Do this: In the material below, identify each line bearing the word "Ausländergruppen". Reproduce those lines.

[Dataset items]

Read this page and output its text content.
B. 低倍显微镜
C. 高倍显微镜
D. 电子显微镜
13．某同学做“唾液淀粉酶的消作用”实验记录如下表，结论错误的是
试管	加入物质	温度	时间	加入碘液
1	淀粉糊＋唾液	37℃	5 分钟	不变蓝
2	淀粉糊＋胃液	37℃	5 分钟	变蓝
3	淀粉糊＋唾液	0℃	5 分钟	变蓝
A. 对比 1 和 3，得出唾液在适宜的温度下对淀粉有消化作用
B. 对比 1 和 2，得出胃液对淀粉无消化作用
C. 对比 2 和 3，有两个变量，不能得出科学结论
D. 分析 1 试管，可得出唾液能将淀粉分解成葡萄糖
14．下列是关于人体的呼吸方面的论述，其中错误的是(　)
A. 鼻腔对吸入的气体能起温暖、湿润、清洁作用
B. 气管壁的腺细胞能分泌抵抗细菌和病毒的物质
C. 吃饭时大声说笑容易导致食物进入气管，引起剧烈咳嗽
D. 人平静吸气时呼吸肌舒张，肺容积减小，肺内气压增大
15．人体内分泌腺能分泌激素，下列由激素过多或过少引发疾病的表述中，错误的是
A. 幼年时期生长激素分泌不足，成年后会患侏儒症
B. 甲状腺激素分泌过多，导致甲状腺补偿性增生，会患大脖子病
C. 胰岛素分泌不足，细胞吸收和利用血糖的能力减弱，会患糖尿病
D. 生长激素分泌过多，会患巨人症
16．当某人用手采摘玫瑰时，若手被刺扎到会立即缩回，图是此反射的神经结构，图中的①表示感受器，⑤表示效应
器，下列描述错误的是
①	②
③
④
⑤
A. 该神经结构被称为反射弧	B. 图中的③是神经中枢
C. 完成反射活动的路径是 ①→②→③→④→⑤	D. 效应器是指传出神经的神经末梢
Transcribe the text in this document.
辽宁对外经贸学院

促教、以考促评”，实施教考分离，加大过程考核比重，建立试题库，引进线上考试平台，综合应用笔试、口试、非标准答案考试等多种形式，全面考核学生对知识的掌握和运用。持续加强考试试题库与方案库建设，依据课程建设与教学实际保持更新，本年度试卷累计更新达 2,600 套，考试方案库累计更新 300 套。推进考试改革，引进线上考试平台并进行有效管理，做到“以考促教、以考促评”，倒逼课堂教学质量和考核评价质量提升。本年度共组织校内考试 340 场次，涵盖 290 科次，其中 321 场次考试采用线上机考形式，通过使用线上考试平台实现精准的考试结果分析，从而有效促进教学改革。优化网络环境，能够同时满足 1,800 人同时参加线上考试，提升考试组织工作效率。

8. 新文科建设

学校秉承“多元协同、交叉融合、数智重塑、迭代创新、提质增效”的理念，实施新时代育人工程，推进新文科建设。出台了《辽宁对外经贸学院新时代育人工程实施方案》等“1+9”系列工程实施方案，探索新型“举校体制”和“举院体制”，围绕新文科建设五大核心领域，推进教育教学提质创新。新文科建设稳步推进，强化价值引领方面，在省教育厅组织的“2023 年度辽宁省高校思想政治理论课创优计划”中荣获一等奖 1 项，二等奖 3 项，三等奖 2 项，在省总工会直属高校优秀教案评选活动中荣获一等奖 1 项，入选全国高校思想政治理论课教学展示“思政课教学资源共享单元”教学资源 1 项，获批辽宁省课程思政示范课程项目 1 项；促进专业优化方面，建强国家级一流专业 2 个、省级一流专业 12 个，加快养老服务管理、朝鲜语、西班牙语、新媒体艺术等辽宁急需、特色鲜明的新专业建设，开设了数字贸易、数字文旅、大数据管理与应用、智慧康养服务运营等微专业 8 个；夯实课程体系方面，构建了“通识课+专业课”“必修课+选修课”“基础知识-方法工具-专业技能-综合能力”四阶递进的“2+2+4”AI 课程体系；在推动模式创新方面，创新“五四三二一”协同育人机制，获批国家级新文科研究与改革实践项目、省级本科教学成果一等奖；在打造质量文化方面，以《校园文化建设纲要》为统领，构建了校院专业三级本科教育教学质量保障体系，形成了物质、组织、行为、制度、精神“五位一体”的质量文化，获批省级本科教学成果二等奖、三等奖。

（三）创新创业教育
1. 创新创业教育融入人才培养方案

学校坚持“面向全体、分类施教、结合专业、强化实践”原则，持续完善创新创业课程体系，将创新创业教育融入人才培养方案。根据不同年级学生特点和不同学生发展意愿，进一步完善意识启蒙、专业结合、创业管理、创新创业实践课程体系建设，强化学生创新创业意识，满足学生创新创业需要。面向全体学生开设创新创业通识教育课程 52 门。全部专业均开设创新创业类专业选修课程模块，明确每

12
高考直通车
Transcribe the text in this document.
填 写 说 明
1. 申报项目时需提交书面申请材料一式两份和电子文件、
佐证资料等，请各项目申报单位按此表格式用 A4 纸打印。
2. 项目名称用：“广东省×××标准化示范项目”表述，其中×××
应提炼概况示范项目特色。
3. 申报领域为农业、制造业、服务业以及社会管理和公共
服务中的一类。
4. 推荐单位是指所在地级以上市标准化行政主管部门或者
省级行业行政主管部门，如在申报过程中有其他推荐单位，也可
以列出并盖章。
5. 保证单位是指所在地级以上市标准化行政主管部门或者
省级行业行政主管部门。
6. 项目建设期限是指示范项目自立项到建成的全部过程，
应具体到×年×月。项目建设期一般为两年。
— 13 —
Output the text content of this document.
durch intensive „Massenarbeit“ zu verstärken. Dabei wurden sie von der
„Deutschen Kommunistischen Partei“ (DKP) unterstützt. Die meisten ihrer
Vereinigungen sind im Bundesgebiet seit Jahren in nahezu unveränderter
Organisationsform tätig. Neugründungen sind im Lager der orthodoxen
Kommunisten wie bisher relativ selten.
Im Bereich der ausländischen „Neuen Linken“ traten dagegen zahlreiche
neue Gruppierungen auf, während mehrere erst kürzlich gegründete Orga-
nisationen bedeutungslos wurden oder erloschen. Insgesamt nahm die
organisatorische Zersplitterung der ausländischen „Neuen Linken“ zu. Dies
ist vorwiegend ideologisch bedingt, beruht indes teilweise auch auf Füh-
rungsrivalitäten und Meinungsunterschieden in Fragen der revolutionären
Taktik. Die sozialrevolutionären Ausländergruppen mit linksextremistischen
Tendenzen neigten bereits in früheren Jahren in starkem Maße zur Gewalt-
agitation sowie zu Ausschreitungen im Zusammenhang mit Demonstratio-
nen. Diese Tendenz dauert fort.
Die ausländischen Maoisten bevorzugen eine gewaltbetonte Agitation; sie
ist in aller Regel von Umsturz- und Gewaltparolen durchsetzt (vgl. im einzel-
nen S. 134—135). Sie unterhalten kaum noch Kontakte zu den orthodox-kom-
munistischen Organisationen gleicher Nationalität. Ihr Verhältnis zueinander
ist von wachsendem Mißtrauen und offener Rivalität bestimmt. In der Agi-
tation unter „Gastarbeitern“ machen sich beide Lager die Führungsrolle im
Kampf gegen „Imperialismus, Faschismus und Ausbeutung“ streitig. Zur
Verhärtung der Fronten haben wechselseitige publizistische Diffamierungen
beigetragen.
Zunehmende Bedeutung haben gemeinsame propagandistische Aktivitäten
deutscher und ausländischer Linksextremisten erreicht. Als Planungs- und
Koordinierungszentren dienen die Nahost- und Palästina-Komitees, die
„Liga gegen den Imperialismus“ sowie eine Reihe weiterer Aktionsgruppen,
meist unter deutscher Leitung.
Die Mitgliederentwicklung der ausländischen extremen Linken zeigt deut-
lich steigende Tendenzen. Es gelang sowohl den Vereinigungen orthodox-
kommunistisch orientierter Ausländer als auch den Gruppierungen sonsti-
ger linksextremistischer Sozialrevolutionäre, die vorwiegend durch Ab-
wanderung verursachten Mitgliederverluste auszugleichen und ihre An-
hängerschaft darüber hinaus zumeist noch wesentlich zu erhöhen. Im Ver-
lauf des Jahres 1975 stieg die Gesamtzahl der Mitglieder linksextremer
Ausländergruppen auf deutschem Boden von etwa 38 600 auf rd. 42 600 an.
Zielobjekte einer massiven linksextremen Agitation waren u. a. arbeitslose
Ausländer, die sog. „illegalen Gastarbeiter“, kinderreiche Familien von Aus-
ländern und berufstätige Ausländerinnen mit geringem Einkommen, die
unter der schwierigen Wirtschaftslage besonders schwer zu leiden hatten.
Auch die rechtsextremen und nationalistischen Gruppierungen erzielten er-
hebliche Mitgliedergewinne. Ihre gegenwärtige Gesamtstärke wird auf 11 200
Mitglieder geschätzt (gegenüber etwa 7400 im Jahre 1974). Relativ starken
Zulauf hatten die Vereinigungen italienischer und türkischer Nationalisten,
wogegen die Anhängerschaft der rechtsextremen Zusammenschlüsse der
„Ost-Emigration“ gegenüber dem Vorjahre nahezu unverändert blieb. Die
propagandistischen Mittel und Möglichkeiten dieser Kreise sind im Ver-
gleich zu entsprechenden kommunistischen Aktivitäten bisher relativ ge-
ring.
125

Exercise result:
Taktik. Die sozialrevolutionären Ausländergruppen mit linksextremistischen
Ausländergruppen auf deutschem Boden von etwa 38 600 auf rd. 42 600 an.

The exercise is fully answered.